▶ [처리할 자료]:
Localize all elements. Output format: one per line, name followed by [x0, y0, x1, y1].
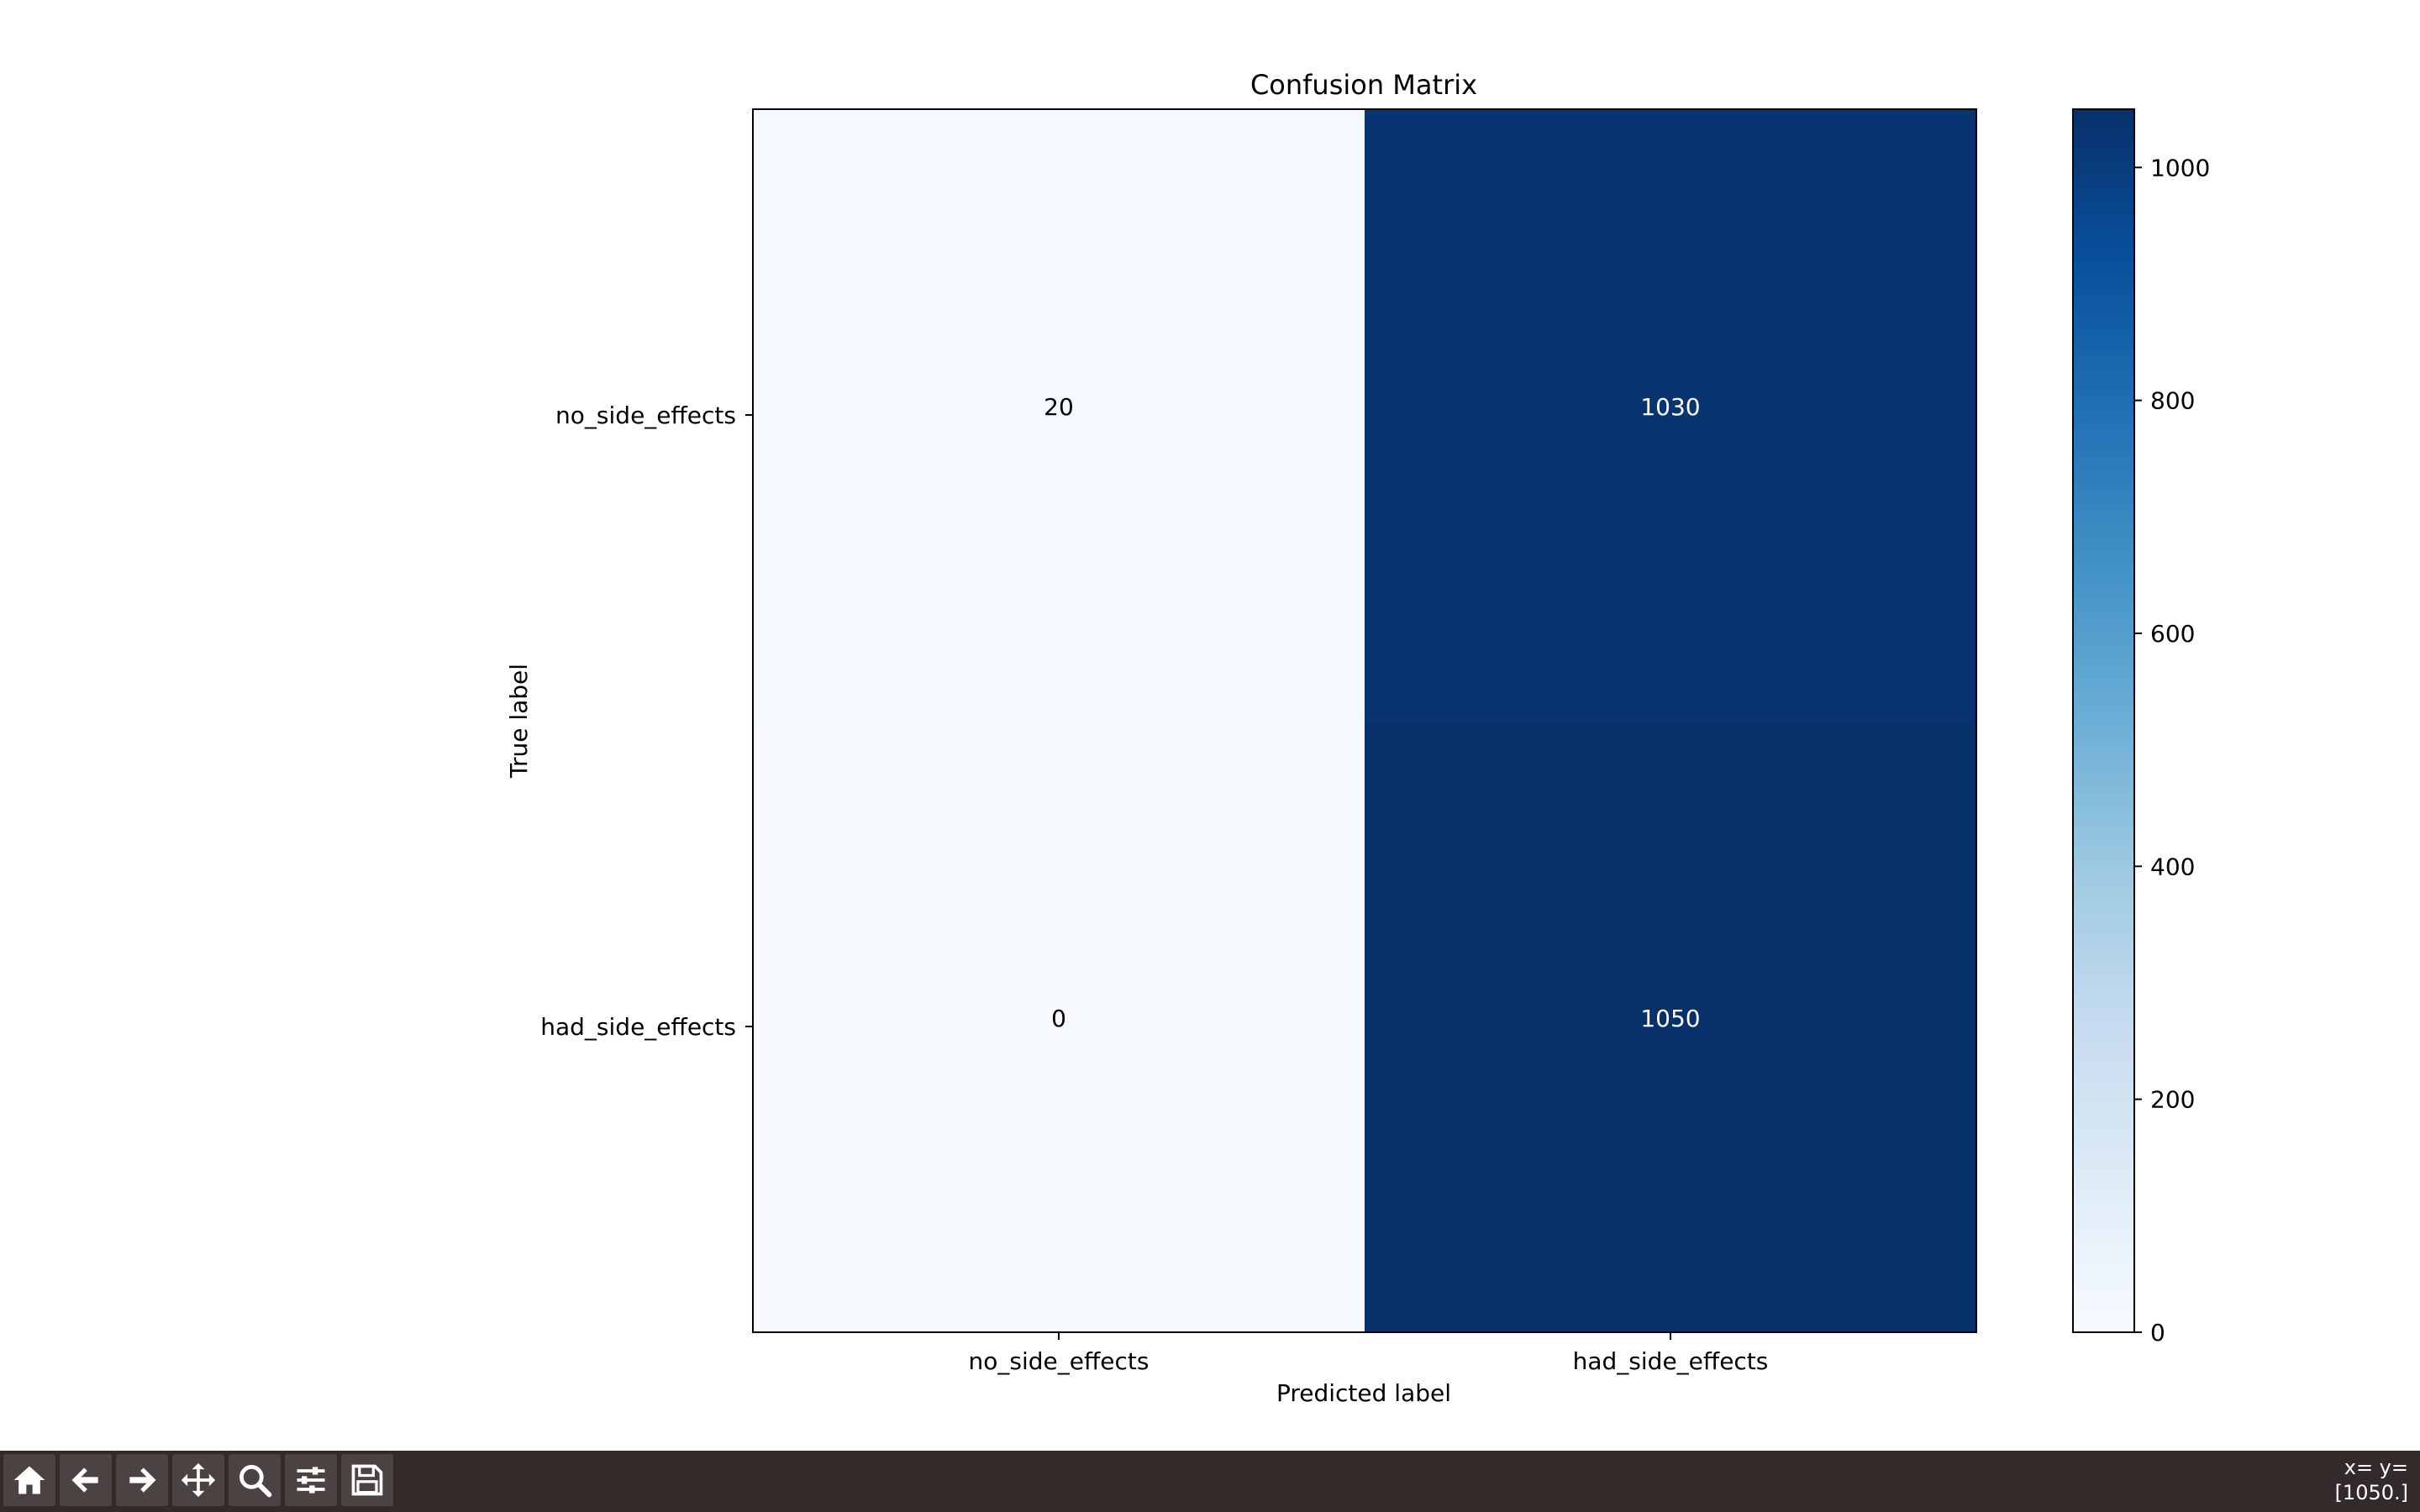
chart-title: Confusion Matrix	[1250, 69, 1477, 101]
coordinate-readout-value: [1050.]	[2334, 1481, 2408, 1504]
save-icon	[351, 1464, 383, 1496]
cell-value-label: 0	[1051, 1005, 1066, 1032]
y-tick-label: had_side_effects	[540, 1013, 736, 1041]
colorbar	[2072, 108, 2135, 1333]
coordinate-readout-line1: x= y=	[2344, 1456, 2408, 1479]
configure-subplots-button[interactable]	[285, 1454, 337, 1506]
cell-value-label: 1050	[1640, 1005, 1700, 1032]
configure-subplots-icon	[297, 1467, 325, 1494]
forward-button[interactable]	[116, 1454, 168, 1506]
x-axis-label: Predicted label	[1276, 1379, 1451, 1407]
pan-icon	[181, 1462, 216, 1498]
x-tick-label: had_side_effects	[1573, 1347, 1769, 1375]
heatmap-cells	[753, 109, 1977, 1333]
plot-frame	[752, 108, 1977, 1333]
navigation-toolbar: x= y= [1050.]	[0, 1451, 2420, 1512]
home-button[interactable]	[3, 1454, 55, 1506]
y-axis-label: True label	[505, 664, 533, 779]
colorbar-tick-label: 400	[2150, 853, 2195, 880]
y-tick-label: no_side_effects	[555, 402, 736, 429]
colorbar-tick-label: 600	[2150, 620, 2195, 648]
pan-button[interactable]	[172, 1454, 224, 1506]
save-button[interactable]	[341, 1454, 393, 1506]
coordinate-readout: x= y= [1050.]	[2207, 1455, 2408, 1505]
zoom-button[interactable]	[229, 1454, 281, 1506]
colorbar-ticks: 0 200 400 600 800 1000	[2134, 154, 2210, 1347]
forward-arrow-icon	[129, 1467, 156, 1493]
back-arrow-icon	[71, 1467, 98, 1493]
y-axis-ticks: no_side_effects had_side_effects	[540, 402, 753, 1041]
colorbar-tick-label: 0	[2150, 1319, 2165, 1347]
zoom-icon	[239, 1465, 272, 1498]
colorbar-tick-label: 800	[2150, 387, 2195, 415]
cell-value-label: 1030	[1640, 393, 1700, 421]
heatmap-cell	[753, 721, 1365, 1333]
heatmap-cell	[1365, 109, 1977, 722]
heatmap-cell-labels: 20 1030 0 1050	[1044, 393, 1700, 1032]
back-button[interactable]	[60, 1454, 112, 1506]
home-icon	[13, 1466, 45, 1494]
x-tick-label: no_side_effects	[969, 1347, 1150, 1375]
heatmap-cell	[753, 109, 1365, 722]
cell-value-label: 20	[1044, 393, 1074, 421]
figure-canvas: Confusion Matrix 20 1030 0 1050 no_side_eff…	[505, 69, 2210, 1407]
colorbar-tick-label: 200	[2150, 1086, 2195, 1114]
x-axis-ticks: no_side_effects had_side_effects	[969, 1332, 1769, 1375]
colorbar-tick-label: 1000	[2150, 154, 2210, 181]
heatmap-cell	[1365, 721, 1977, 1333]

▶ [목표]: 위 자료에서 "69, 1477, 101]" 값이 들어 있는 줄로 시작해 "1454, 55, 1506]" 값이 들어 있는 줄로 끝나는 부분을, 줄마다 문자열 하나씩 담은 JSON 목록으로 변환해 주시겠어요? 빈 줄은 빼 주세요.

▶ [전체 응답]:
[
  "chart-title: Confusion Matrix\t[1250, 69, 1477, 101]",
  "coordinate-readout-value: [1050.]\t[2334, 1481, 2408, 1504]",
  "save-icon\t[351, 1464, 383, 1496]",
  "cell-value-label: 0\t[1051, 1005, 1066, 1032]",
  "y-tick-label: had_side_effects\t[540, 1013, 736, 1041]",
  "colorbar\t[2072, 108, 2135, 1333]",
  "coordinate-readout-line1: x= y=\t[2344, 1456, 2408, 1479]",
  "configure-subplots-button[interactable]\t[285, 1454, 337, 1506]",
  "cell-value-label: 1050\t[1640, 1005, 1700, 1032]",
  "configure-subplots-icon\t[297, 1467, 325, 1494]",
  "forward-button[interactable]\t[116, 1454, 168, 1506]",
  "x-axis-label: Predicted label\t[1276, 1379, 1451, 1407]",
  "pan-icon\t[181, 1462, 216, 1498]",
  "x-tick-label: had_side_effects\t[1573, 1347, 1769, 1375]",
  "heatmap-cells\t[753, 109, 1977, 1333]",
  "plot-frame\t[752, 108, 1977, 1333]",
  "navigation-toolbar: x= y= [1050.]\t[0, 1451, 2420, 1512]",
  "home-button[interactable]\t[3, 1454, 55, 1506]"
]